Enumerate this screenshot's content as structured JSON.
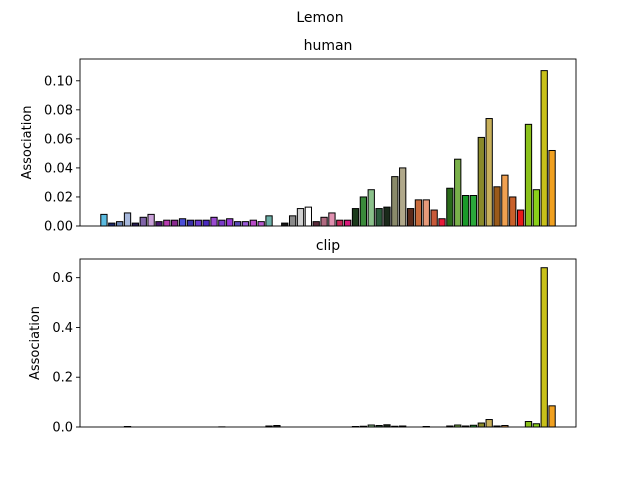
{
  "figure": {
    "suptitle": "Lemon"
  },
  "chart_data": [
    {
      "type": "bar",
      "title": "human",
      "xlabel": "",
      "ylabel": "Association",
      "ylim": [
        0,
        0.115
      ],
      "yticks": [
        0.0,
        0.02,
        0.04,
        0.06,
        0.08,
        0.1
      ],
      "ytick_labels": [
        "0.00",
        "0.02",
        "0.04",
        "0.06",
        "0.08",
        "0.10"
      ],
      "grid": false,
      "values": [
        0.008,
        0.002,
        0.003,
        0.009,
        0.002,
        0.006,
        0.008,
        0.003,
        0.004,
        0.004,
        0.005,
        0.004,
        0.004,
        0.004,
        0.006,
        0.004,
        0.005,
        0.003,
        0.003,
        0.004,
        0.003,
        0.007,
        0.0,
        0.002,
        0.007,
        0.012,
        0.013,
        0.003,
        0.006,
        0.009,
        0.004,
        0.004,
        0.012,
        0.02,
        0.025,
        0.012,
        0.013,
        0.034,
        0.04,
        0.012,
        0.018,
        0.018,
        0.011,
        0.005,
        0.026,
        0.046,
        0.021,
        0.021,
        0.061,
        0.074,
        0.027,
        0.035,
        0.02,
        0.011,
        0.07,
        0.025,
        0.107,
        0.052
      ],
      "colors": [
        "#5bbbe0",
        "#1c2a6e",
        "#6b85b5",
        "#a7b8dc",
        "#2a1f55",
        "#8064a8",
        "#c9a0d8",
        "#4a1870",
        "#b83bb0",
        "#8a2a90",
        "#4b4fd8",
        "#3a30a8",
        "#6a3ad0",
        "#4a2ac0",
        "#9a4ad0",
        "#7a3ac8",
        "#9a3ad8",
        "#5a4ab8",
        "#9a5ad8",
        "#b84ac8",
        "#b85ad0",
        "#6cb0a8",
        "#2a2a2a",
        "#1a1a1a",
        "#8a8a8a",
        "#d0d0d0",
        "#ffffff",
        "#5a2a3a",
        "#b06a80",
        "#e090b0",
        "#c8285a",
        "#d8187a",
        "#1a3a1a",
        "#3a8a3a",
        "#8ac08a",
        "#2a5a3a",
        "#1a2a1a",
        "#8a8a6a",
        "#b0a88a",
        "#5a2a1a",
        "#c86a3a",
        "#e89a7a",
        "#c85a3a",
        "#e81a3a",
        "#2a6a1a",
        "#7ab04a",
        "#1a9a2a",
        "#2aa83a",
        "#8a8a2a",
        "#c8b05a",
        "#9a5a1a",
        "#f0a050",
        "#c8602a",
        "#e81a1a",
        "#8ac01a",
        "#8ad01a",
        "#c8c01a",
        "#f0a020"
      ]
    },
    {
      "type": "bar",
      "title": "clip",
      "xlabel": "",
      "ylabel": "Association",
      "ylim": [
        0,
        0.675
      ],
      "yticks": [
        0.0,
        0.2,
        0.4,
        0.6
      ],
      "ytick_labels": [
        "0.0",
        "0.2",
        "0.4",
        "0.6"
      ],
      "grid": false,
      "values": [
        0.0,
        0.0,
        0.0,
        0.002,
        0.0,
        0.0,
        0.0,
        0.0,
        0.0,
        0.0,
        0.0,
        0.0,
        0.0,
        0.0,
        0.0,
        0.001,
        0.0,
        0.0,
        0.0,
        0.0,
        0.0,
        0.004,
        0.006,
        0.0,
        0.0,
        0.0,
        0.0,
        0.0,
        0.0,
        0.0,
        0.0,
        0.0,
        0.002,
        0.003,
        0.008,
        0.006,
        0.009,
        0.003,
        0.004,
        0.0,
        0.0,
        0.002,
        0.0,
        0.0,
        0.004,
        0.008,
        0.004,
        0.007,
        0.016,
        0.03,
        0.004,
        0.006,
        0.0,
        0.0,
        0.022,
        0.013,
        0.64,
        0.085
      ],
      "colors": [
        "#5bbbe0",
        "#1c2a6e",
        "#6b85b5",
        "#a7b8dc",
        "#2a1f55",
        "#8064a8",
        "#c9a0d8",
        "#4a1870",
        "#b83bb0",
        "#8a2a90",
        "#4b4fd8",
        "#3a30a8",
        "#6a3ad0",
        "#4a2ac0",
        "#9a4ad0",
        "#7a3ac8",
        "#9a3ad8",
        "#5a4ab8",
        "#9a5ad8",
        "#b84ac8",
        "#b85ad0",
        "#6cb0a8",
        "#2a2a2a",
        "#1a1a1a",
        "#8a8a8a",
        "#d0d0d0",
        "#ffffff",
        "#5a2a3a",
        "#b06a80",
        "#e090b0",
        "#c8285a",
        "#d8187a",
        "#1a3a1a",
        "#3a8a3a",
        "#8ac08a",
        "#2a5a3a",
        "#1a2a1a",
        "#8a8a6a",
        "#b0a88a",
        "#5a2a1a",
        "#c86a3a",
        "#e89a7a",
        "#c85a3a",
        "#e81a3a",
        "#2a6a1a",
        "#7ab04a",
        "#1a9a2a",
        "#2aa83a",
        "#8a8a2a",
        "#c8b05a",
        "#9a5a1a",
        "#f0a050",
        "#c8602a",
        "#e81a1a",
        "#8ac01a",
        "#8ad01a",
        "#c8c01a",
        "#f0a020"
      ]
    }
  ]
}
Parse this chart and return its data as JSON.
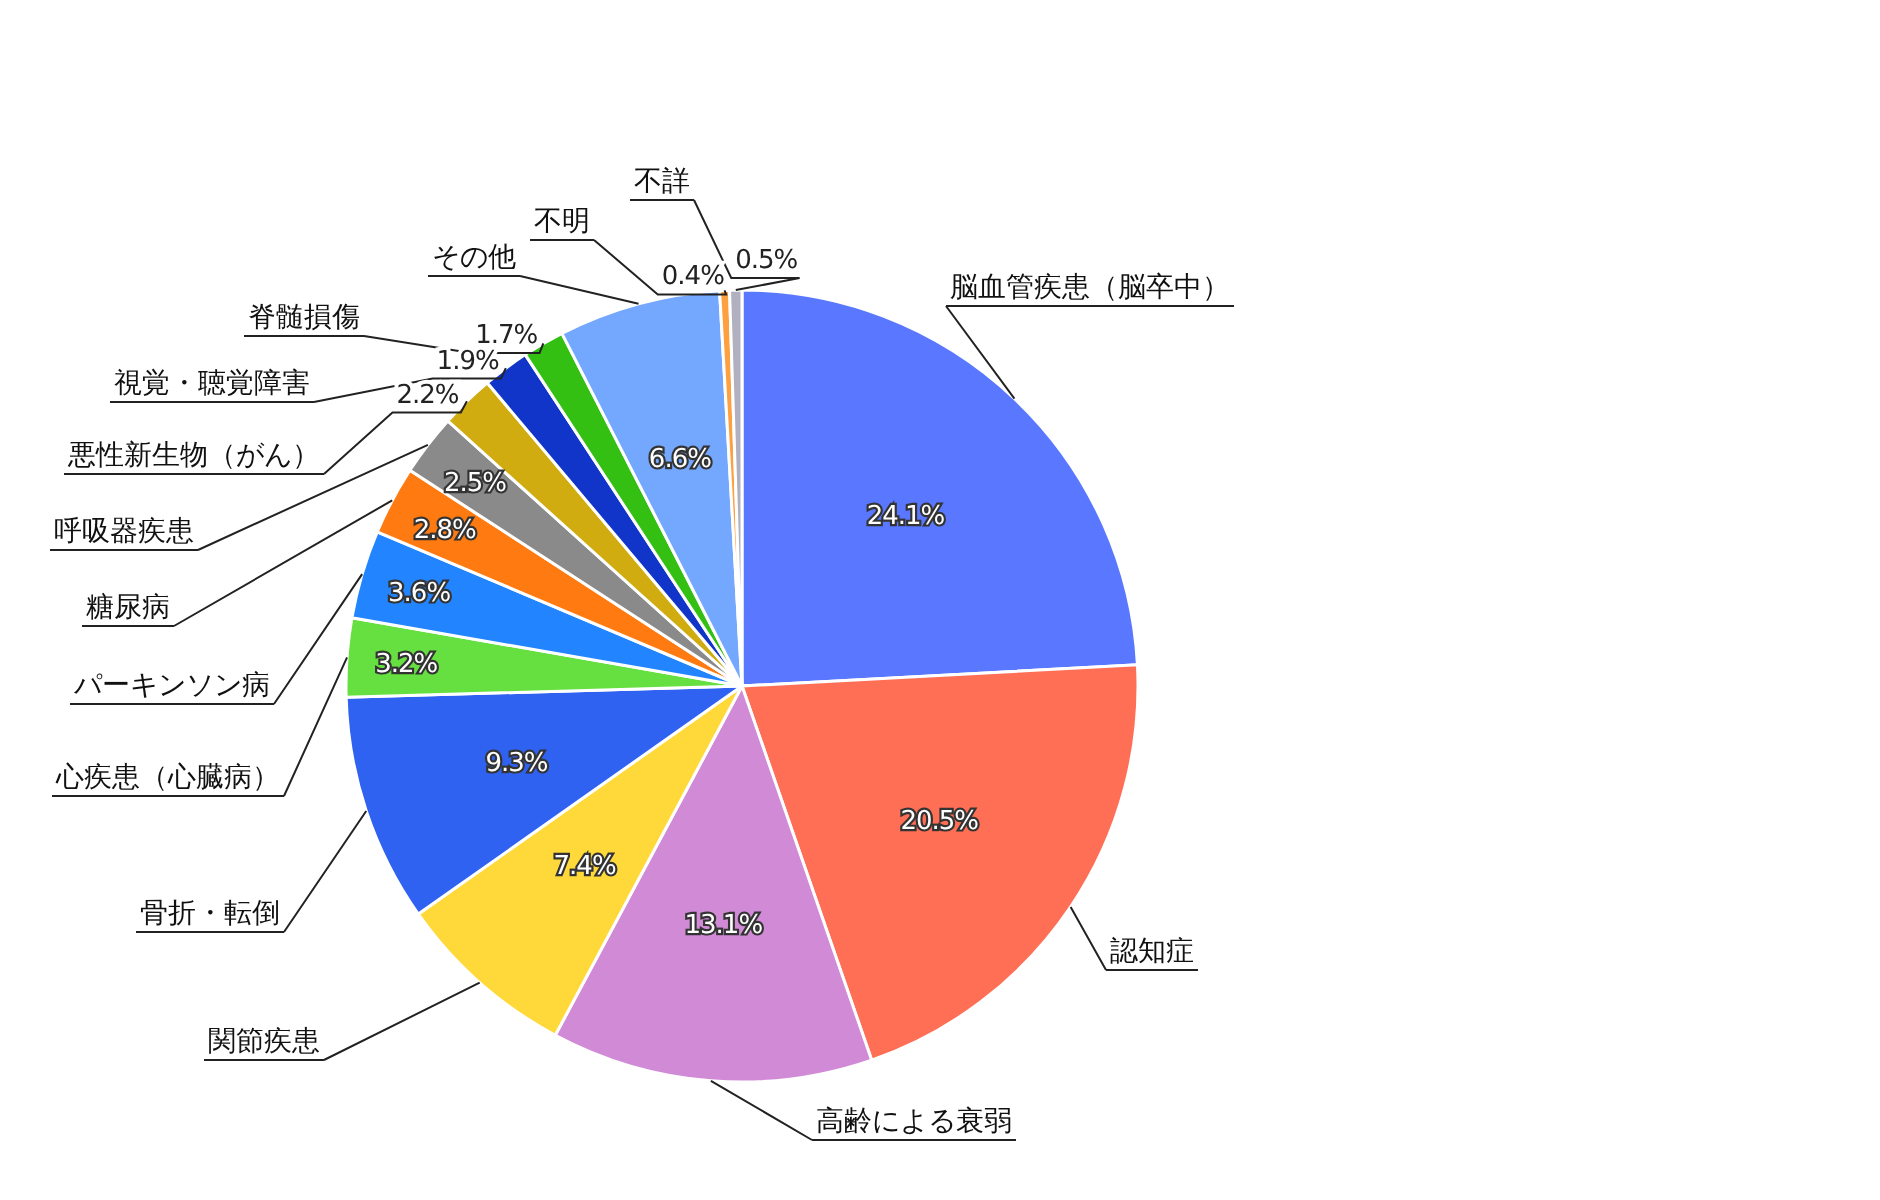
{
  "chart_data": {
    "type": "pie",
    "categories": [
      "脳血管疾患（脳卒中）",
      "認知症",
      "高齢による衰弱",
      "関節疾患",
      "骨折・転倒",
      "心疾患（心臓病）",
      "パーキンソン病",
      "糖尿病",
      "呼吸器疾患",
      "悪性新生物（がん）",
      "視覚・聴覚障害",
      "脊髄損傷",
      "その他",
      "不明",
      "不詳"
    ],
    "values": [
      24.1,
      20.5,
      13.1,
      7.4,
      9.3,
      3.2,
      3.6,
      2.8,
      2.5,
      2.2,
      1.9,
      1.7,
      6.6,
      0.4,
      0.5
    ],
    "value_labels": [
      "24.1%",
      "20.5%",
      "13.1%",
      "7.4%",
      "9.3%",
      "3.2%",
      "3.6%",
      "2.8%",
      "2.5%",
      "2.2%",
      "1.9%",
      "1.7%",
      "6.6%",
      "0.4%",
      "0.5%"
    ],
    "colors": [
      "#5a78ff",
      "#ff6f55",
      "#d08ad6",
      "#ffd93a",
      "#2f62f0",
      "#66e040",
      "#2285ff",
      "#ff7a10",
      "#8a8a8a",
      "#d0ac10",
      "#1035c8",
      "#34c012",
      "#74a8ff",
      "#ffa040",
      "#b0b0c0"
    ]
  }
}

● ● ● ● ●

EXERCISE: Output every entry exactly as given; pictures are not part of the copy.

THE RESPONSE:
Enumerate this screenshot's content as structured JSON.
{
  "figure": {
    "suptitle": "Lemon"
  },
  "chart_data": [
    {
      "type": "bar",
      "title": "human",
      "xlabel": "",
      "ylabel": "Association",
      "ylim": [
        0,
        0.115
      ],
      "yticks": [
        0.0,
        0.02,
        0.04,
        0.06,
        0.08,
        0.1
      ],
      "ytick_labels": [
        "0.00",
        "0.02",
        "0.04",
        "0.06",
        "0.08",
        "0.10"
      ],
      "grid": false,
      "values": [
        0.008,
        0.002,
        0.003,
        0.009,
        0.002,
        0.006,
        0.008,
        0.003,
        0.004,
        0.004,
        0.005,
        0.004,
        0.004,
        0.004,
        0.006,
        0.004,
        0.005,
        0.003,
        0.003,
        0.004,
        0.003,
        0.007,
        0.0,
        0.002,
        0.007,
        0.012,
        0.013,
        0.003,
        0.006,
        0.009,
        0.004,
        0.004,
        0.012,
        0.02,
        0.025,
        0.012,
        0.013,
        0.034,
        0.04,
        0.012,
        0.018,
        0.018,
        0.011,
        0.005,
        0.026,
        0.046,
        0.021,
        0.021,
        0.061,
        0.074,
        0.027,
        0.035,
        0.02,
        0.011,
        0.07,
        0.025,
        0.107,
        0.052
      ],
      "colors": [
        "#5bbbe0",
        "#1c2a6e",
        "#6b85b5",
        "#a7b8dc",
        "#2a1f55",
        "#8064a8",
        "#c9a0d8",
        "#4a1870",
        "#b83bb0",
        "#8a2a90",
        "#4b4fd8",
        "#3a30a8",
        "#6a3ad0",
        "#4a2ac0",
        "#9a4ad0",
        "#7a3ac8",
        "#9a3ad8",
        "#5a4ab8",
        "#9a5ad8",
        "#b84ac8",
        "#b85ad0",
        "#6cb0a8",
        "#2a2a2a",
        "#1a1a1a",
        "#8a8a8a",
        "#d0d0d0",
        "#ffffff",
        "#5a2a3a",
        "#b06a80",
        "#e090b0",
        "#c8285a",
        "#d8187a",
        "#1a3a1a",
        "#3a8a3a",
        "#8ac08a",
        "#2a5a3a",
        "#1a2a1a",
        "#8a8a6a",
        "#b0a88a",
        "#5a2a1a",
        "#c86a3a",
        "#e89a7a",
        "#c85a3a",
        "#e81a3a",
        "#2a6a1a",
        "#7ab04a",
        "#1a9a2a",
        "#2aa83a",
        "#8a8a2a",
        "#c8b05a",
        "#9a5a1a",
        "#f0a050",
        "#c8602a",
        "#e81a1a",
        "#8ac01a",
        "#8ad01a",
        "#c8c01a",
        "#f0a020"
      ]
    },
    {
      "type": "bar",
      "title": "clip",
      "xlabel": "",
      "ylabel": "Association",
      "ylim": [
        0,
        0.675
      ],
      "yticks": [
        0.0,
        0.2,
        0.4,
        0.6
      ],
      "ytick_labels": [
        "0.0",
        "0.2",
        "0.4",
        "0.6"
      ],
      "grid": false,
      "values": [
        0.0,
        0.0,
        0.0,
        0.002,
        0.0,
        0.0,
        0.0,
        0.0,
        0.0,
        0.0,
        0.0,
        0.0,
        0.0,
        0.0,
        0.0,
        0.001,
        0.0,
        0.0,
        0.0,
        0.0,
        0.0,
        0.004,
        0.006,
        0.0,
        0.0,
        0.0,
        0.0,
        0.0,
        0.0,
        0.0,
        0.0,
        0.0,
        0.002,
        0.003,
        0.008,
        0.006,
        0.009,
        0.003,
        0.004,
        0.0,
        0.0,
        0.002,
        0.0,
        0.0,
        0.004,
        0.008,
        0.004,
        0.007,
        0.016,
        0.03,
        0.004,
        0.006,
        0.0,
        0.0,
        0.022,
        0.013,
        0.64,
        0.085
      ],
      "colors": [
        "#5bbbe0",
        "#1c2a6e",
        "#6b85b5",
        "#a7b8dc",
        "#2a1f55",
        "#8064a8",
        "#c9a0d8",
        "#4a1870",
        "#b83bb0",
        "#8a2a90",
        "#4b4fd8",
        "#3a30a8",
        "#6a3ad0",
        "#4a2ac0",
        "#9a4ad0",
        "#7a3ac8",
        "#9a3ad8",
        "#5a4ab8",
        "#9a5ad8",
        "#b84ac8",
        "#b85ad0",
        "#6cb0a8",
        "#2a2a2a",
        "#1a1a1a",
        "#8a8a8a",
        "#d0d0d0",
        "#ffffff",
        "#5a2a3a",
        "#b06a80",
        "#e090b0",
        "#c8285a",
        "#d8187a",
        "#1a3a1a",
        "#3a8a3a",
        "#8ac08a",
        "#2a5a3a",
        "#1a2a1a",
        "#8a8a6a",
        "#b0a88a",
        "#5a2a1a",
        "#c86a3a",
        "#e89a7a",
        "#c85a3a",
        "#e81a3a",
        "#2a6a1a",
        "#7ab04a",
        "#1a9a2a",
        "#2aa83a",
        "#8a8a2a",
        "#c8b05a",
        "#9a5a1a",
        "#f0a050",
        "#c8602a",
        "#e81a1a",
        "#8ac01a",
        "#8ad01a",
        "#c8c01a",
        "#f0a020"
      ]
    }
  ]
}
Parse this chart and return its data as JSON.
{
  "chart_data": {
    "type": "pie",
    "categories": [
      "脳血管疾患（脳卒中）",
      "認知症",
      "高齢による衰弱",
      "関節疾患",
      "骨折・転倒",
      "心疾患（心臓病）",
      "パーキンソン病",
      "糖尿病",
      "呼吸器疾患",
      "悪性新生物（がん）",
      "視覚・聴覚障害",
      "脊髄損傷",
      "その他",
      "不明",
      "不詳"
    ],
    "values": [
      24.1,
      20.5,
      13.1,
      7.4,
      9.3,
      3.2,
      3.6,
      2.8,
      2.5,
      2.2,
      1.9,
      1.7,
      6.6,
      0.4,
      0.5
    ],
    "value_labels": [
      "24.1%",
      "20.5%",
      "13.1%",
      "7.4%",
      "9.3%",
      "3.2%",
      "3.6%",
      "2.8%",
      "2.5%",
      "2.2%",
      "1.9%",
      "1.7%",
      "6.6%",
      "0.4%",
      "0.5%"
    ],
    "colors": [
      "#5a78ff",
      "#ff6f55",
      "#d08ad6",
      "#ffd93a",
      "#2f62f0",
      "#66e040",
      "#2285ff",
      "#ff7a10",
      "#8a8a8a",
      "#d0ac10",
      "#1035c8",
      "#34c012",
      "#74a8ff",
      "#ffa040",
      "#b0b0c0"
    ]
  }
}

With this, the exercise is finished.